══ MATERIAL FOR THIS EXERCISE ══

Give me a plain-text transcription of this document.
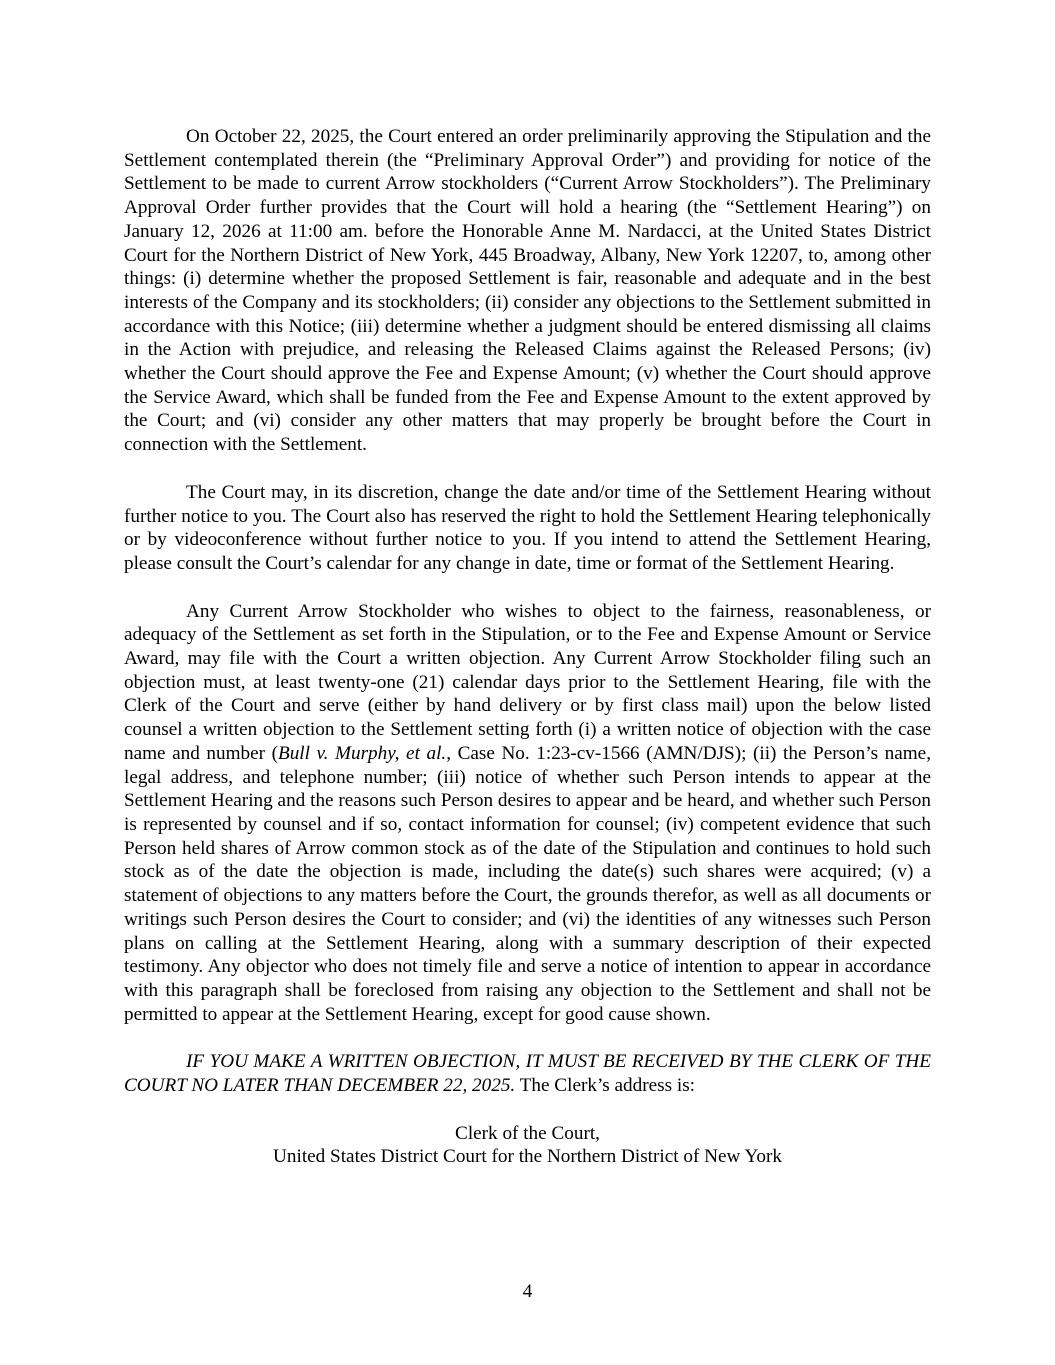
On October 22, 2025, the Court entered an order preliminarily approving the Stipulation and the Settlement contemplated therein (the “Preliminary Approval Order”) and providing for notice of the Settlement to be made to current Arrow stockholders (“Current Arrow Stockholders”). The Preliminary Approval Order further provides that the Court will hold a hearing (the “Settlement Hearing”) on January 12, 2026 at 11:00 am. before the Honorable Anne M. Nardacci, at the United States District Court for the Northern District of New York, 445 Broadway, Albany, New York 12207, to, among other things: (i) determine whether the proposed Settlement is fair, reasonable and adequate and in the best interests of the Company and its stockholders; (ii) consider any objections to the Settlement submitted in accordance with this Notice; (iii) determine whether a judgment should be entered dismissing all claims in the Action with prejudice, and releasing the Released Claims against the Released Persons; (iv) whether the Court should approve the Fee and Expense Amount; (v) whether the Court should approve the Service Award, which shall be funded from the Fee and Expense Amount to the extent approved by the Court; and (vi) consider any other matters that may properly be brought before the Court in connection with the Settlement.

The Court may, in its discretion, change the date and/or time of the Settlement Hearing without further notice to you. The Court also has reserved the right to hold the Settlement Hearing telephonically or by videoconference without further notice to you. If you intend to attend the Settlement Hearing, please consult the Court’s calendar for any change in date, time or format of the Settlement Hearing.

Any Current Arrow Stockholder who wishes to object to the fairness, reasonableness, or adequacy of the Settlement as set forth in the Stipulation, or to the Fee and Expense Amount or Service Award, may file with the Court a written objection. Any Current Arrow Stockholder filing such an objection must, at least twenty-one (21) calendar days prior to the Settlement Hearing, file with the Clerk of the Court and serve (either by hand delivery or by first class mail) upon the below listed counsel a written objection to the Settlement setting forth (i) a written notice of objection with the case name and number (Bull v. Murphy, et al., Case No. 1:23-cv-1566 (AMN/DJS); (ii) the Person’s name, legal address, and telephone number; (iii) notice of whether such Person intends to appear at the Settlement Hearing and the reasons such Person desires to appear and be heard, and whether such Person is represented by counsel and if so, contact information for counsel; (iv) competent evidence that such Person held shares of Arrow common stock as of the date of the Stipulation and continues to hold such stock as of the date the objection is made, including the date(s) such shares were acquired; (v) a statement of objections to any matters before the Court, the grounds therefor, as well as all documents or writings such Person desires the Court to consider; and (vi) the identities of any witnesses such Person plans on calling at the Settlement Hearing, along with a summary description of their expected testimony. Any objector who does not timely file and serve a notice of intention to appear in accordance with this paragraph shall be foreclosed from raising any objection to the Settlement and shall not be permitted to appear at the Settlement Hearing, except for good cause shown.

IF YOU MAKE A WRITTEN OBJECTION, IT MUST BE RECEIVED BY THE CLERK OF THE COURT NO LATER THAN DECEMBER 22, 2025. The Clerk’s address is:

Clerk of the Court,
United States District Court for the Northern District of New York

4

═══

**WRITTEN PROBLEM**:
Could you reproduce every record above exactly, leaving out the pictures?

**EXERCISE RESULT**:
Give me a plain-text transcription of this document.
On October 22, 2025, the Court entered an order preliminarily approving the Stipulation and the Settlement contemplated therein (the “Preliminary Approval Order”) and providing for notice of the Settlement to be made to current Arrow stockholders (“Current Arrow Stockholders”). The Preliminary Approval Order further provides that the Court will hold a hearing (the “Settlement Hearing”) on January 12, 2026 at 11:00 am. before the Honorable Anne M. Nardacci, at the United States District Court for the Northern District of New York, 445 Broadway, Albany, New York 12207, to, among other things: (i) determine whether the proposed Settlement is fair, reasonable and adequate and in the best interests of the Company and its stockholders; (ii) consider any objections to the Settlement submitted in accordance with this Notice; (iii) determine whether a judgment should be entered dismissing all claims in the Action with prejudice, and releasing the Released Claims against the Released Persons; (iv) whether the Court should approve the Fee and Expense Amount; (v) whether the Court should approve the Service Award, which shall be funded from the Fee and Expense Amount to the extent approved by the Court; and (vi) consider any other matters that may properly be brought before the Court in connection with the Settlement.

The Court may, in its discretion, change the date and/or time of the Settlement Hearing without further notice to you. The Court also has reserved the right to hold the Settlement Hearing telephonically or by videoconference without further notice to you. If you intend to attend the Settlement Hearing, please consult the Court’s calendar for any change in date, time or format of the Settlement Hearing.

Any Current Arrow Stockholder who wishes to object to the fairness, reasonableness, or adequacy of the Settlement as set forth in the Stipulation, or to the Fee and Expense Amount or Service Award, may file with the Court a written objection. Any Current Arrow Stockholder filing such an objection must, at least twenty-one (21) calendar days prior to the Settlement Hearing, file with the Clerk of the Court and serve (either by hand delivery or by first class mail) upon the below listed counsel a written objection to the Settlement setting forth (i) a written notice of objection with the case name and number (Bull v. Murphy, et al., Case No. 1:23-cv-1566 (AMN/DJS); (ii) the Person’s name, legal address, and telephone number; (iii) notice of whether such Person intends to appear at the Settlement Hearing and the reasons such Person desires to appear and be heard, and whether such Person is represented by counsel and if so, contact information for counsel; (iv) competent evidence that such Person held shares of Arrow common stock as of the date of the Stipulation and continues to hold such stock as of the date the objection is made, including the date(s) such shares were acquired; (v) a statement of objections to any matters before the Court, the grounds therefor, as well as all documents or writings such Person desires the Court to consider; and (vi) the identities of any witnesses such Person plans on calling at the Settlement Hearing, along with a summary description of their expected testimony. Any objector who does not timely file and serve a notice of intention to appear in accordance with this paragraph shall be foreclosed from raising any objection to the Settlement and shall not be permitted to appear at the Settlement Hearing, except for good cause shown.

IF YOU MAKE A WRITTEN OBJECTION, IT MUST BE RECEIVED BY THE CLERK OF THE COURT NO LATER THAN DECEMBER 22, 2025. The Clerk’s address is:

Clerk of the Court,
United States District Court for the Northern District of New York

4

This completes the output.